_REQUIRED WORK_. Comb the records below for the string "Vertebrates" and copy each line where it turns up.

_DATA_.
_____

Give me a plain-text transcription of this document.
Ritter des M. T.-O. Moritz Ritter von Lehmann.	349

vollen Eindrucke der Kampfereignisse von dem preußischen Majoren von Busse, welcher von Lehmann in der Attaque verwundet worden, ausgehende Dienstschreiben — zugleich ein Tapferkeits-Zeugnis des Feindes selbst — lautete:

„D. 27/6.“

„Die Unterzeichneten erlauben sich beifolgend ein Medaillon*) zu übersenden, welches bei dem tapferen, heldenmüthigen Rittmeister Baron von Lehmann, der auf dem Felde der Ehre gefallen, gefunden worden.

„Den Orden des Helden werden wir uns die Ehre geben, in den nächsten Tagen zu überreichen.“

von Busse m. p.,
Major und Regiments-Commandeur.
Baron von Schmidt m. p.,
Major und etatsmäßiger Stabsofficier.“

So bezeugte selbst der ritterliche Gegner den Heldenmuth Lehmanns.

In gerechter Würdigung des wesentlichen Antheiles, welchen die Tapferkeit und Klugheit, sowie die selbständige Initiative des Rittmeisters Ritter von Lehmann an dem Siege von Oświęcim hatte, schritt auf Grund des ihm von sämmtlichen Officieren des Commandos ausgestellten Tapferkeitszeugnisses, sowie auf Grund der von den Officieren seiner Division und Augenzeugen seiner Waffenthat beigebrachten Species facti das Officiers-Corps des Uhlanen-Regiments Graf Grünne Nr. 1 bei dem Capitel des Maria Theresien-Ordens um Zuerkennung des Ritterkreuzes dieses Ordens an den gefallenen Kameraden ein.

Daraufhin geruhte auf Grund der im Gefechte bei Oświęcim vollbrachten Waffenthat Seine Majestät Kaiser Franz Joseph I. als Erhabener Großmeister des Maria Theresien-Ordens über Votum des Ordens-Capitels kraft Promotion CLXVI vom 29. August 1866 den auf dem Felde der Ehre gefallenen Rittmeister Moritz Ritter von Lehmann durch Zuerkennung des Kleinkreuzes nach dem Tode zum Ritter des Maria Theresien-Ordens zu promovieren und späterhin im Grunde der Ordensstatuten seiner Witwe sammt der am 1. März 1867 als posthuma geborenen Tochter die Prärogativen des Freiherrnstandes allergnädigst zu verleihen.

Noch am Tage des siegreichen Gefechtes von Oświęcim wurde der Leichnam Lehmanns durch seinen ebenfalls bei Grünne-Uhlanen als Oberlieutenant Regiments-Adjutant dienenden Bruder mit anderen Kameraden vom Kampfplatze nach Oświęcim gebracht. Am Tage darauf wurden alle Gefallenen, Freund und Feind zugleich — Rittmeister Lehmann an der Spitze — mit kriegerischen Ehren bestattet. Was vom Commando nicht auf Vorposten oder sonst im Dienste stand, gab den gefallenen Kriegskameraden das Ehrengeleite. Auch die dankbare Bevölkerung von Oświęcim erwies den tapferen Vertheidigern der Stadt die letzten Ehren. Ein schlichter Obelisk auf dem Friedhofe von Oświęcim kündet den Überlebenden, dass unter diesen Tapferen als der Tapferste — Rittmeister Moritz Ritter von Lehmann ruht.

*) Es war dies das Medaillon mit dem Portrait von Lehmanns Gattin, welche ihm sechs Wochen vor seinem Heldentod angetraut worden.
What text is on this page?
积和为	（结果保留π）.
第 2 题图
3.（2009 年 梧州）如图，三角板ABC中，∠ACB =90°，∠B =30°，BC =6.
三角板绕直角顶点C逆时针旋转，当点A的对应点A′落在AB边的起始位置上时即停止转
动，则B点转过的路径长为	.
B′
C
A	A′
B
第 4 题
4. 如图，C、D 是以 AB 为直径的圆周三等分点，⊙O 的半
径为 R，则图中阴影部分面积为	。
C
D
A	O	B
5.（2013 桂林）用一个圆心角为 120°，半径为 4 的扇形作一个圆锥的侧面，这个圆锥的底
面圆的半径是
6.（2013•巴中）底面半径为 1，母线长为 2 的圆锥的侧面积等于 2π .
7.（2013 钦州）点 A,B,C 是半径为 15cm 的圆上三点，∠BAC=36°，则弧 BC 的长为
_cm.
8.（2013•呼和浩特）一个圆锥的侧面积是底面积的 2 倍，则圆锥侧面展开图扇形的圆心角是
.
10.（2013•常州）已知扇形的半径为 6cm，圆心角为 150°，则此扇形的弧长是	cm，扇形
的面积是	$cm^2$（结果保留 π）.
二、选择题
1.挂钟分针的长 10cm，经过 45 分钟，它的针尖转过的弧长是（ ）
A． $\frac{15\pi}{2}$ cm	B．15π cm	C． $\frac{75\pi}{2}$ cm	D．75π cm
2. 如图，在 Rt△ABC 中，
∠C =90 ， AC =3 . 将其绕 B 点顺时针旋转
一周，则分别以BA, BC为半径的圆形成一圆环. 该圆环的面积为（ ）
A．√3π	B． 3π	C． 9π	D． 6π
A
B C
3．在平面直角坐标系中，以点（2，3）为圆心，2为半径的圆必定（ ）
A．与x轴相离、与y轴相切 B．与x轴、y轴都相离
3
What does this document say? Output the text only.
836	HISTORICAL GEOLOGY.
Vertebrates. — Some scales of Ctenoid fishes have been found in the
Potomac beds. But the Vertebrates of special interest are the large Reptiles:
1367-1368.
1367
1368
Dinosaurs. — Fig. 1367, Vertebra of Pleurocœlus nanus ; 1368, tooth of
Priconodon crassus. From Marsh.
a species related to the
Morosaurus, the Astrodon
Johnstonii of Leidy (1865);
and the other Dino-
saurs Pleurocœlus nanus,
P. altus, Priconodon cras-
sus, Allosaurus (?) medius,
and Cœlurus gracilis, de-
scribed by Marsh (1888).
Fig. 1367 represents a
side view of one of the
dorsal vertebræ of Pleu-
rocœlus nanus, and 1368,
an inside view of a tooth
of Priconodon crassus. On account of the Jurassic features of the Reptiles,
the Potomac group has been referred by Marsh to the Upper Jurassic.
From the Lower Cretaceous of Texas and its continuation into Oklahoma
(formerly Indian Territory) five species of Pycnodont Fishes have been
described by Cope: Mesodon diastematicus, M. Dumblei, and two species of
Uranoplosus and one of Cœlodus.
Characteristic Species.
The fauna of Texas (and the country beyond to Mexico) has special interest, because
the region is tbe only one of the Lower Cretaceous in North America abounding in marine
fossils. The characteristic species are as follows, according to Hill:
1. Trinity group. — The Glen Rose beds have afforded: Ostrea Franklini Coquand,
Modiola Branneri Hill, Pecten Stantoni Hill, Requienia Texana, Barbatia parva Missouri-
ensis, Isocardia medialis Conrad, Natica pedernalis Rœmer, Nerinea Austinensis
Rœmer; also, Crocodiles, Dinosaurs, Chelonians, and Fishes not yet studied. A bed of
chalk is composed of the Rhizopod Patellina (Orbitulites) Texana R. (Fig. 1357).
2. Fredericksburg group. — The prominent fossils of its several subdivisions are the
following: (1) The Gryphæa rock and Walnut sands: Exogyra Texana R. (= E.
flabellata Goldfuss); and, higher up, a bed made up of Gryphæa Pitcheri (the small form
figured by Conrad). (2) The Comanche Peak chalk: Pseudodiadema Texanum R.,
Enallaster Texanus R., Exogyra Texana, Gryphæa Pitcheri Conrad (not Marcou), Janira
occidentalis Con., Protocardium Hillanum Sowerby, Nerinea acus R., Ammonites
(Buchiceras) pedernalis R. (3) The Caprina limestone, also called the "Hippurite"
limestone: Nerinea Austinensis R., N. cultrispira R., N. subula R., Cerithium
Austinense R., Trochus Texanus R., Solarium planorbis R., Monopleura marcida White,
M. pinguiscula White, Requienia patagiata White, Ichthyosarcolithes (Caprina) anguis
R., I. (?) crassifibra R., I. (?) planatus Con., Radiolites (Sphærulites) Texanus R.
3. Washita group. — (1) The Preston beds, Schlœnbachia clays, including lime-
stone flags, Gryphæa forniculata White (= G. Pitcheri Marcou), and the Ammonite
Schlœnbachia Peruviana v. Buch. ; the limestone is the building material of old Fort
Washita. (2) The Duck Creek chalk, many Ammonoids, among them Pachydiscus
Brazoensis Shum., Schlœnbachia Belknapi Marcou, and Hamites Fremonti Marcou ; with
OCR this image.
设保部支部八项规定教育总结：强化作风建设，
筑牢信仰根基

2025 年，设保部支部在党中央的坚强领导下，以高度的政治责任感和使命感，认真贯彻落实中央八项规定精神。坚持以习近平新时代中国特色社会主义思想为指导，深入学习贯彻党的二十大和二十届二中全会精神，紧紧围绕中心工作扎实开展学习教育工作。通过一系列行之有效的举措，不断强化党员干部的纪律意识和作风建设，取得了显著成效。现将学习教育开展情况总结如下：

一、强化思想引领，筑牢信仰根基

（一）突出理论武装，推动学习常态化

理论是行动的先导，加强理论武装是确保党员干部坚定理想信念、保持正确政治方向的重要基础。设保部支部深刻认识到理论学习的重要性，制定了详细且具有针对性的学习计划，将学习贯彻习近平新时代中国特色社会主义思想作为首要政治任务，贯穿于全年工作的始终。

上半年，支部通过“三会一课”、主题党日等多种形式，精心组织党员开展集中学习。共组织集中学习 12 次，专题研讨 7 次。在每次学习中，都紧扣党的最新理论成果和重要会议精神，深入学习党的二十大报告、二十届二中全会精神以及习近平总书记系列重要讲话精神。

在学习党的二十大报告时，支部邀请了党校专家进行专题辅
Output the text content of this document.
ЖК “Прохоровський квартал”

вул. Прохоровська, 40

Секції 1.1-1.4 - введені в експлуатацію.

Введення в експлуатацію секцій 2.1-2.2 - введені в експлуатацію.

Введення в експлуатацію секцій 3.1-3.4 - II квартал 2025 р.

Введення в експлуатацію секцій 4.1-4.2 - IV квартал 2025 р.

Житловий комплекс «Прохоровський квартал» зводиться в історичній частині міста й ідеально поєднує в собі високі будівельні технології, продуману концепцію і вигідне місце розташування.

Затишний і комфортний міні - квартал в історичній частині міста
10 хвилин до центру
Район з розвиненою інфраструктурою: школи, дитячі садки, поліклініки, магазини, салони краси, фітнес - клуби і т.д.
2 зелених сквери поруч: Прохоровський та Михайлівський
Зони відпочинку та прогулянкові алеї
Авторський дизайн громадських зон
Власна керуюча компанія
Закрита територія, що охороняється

_____

_REPLY TO THE EXERCISE_.
Vertebrates. — Some scales of Ctenoid fishes have been found in the
Potomac beds. But the Vertebrates of special interest are the large Reptiles:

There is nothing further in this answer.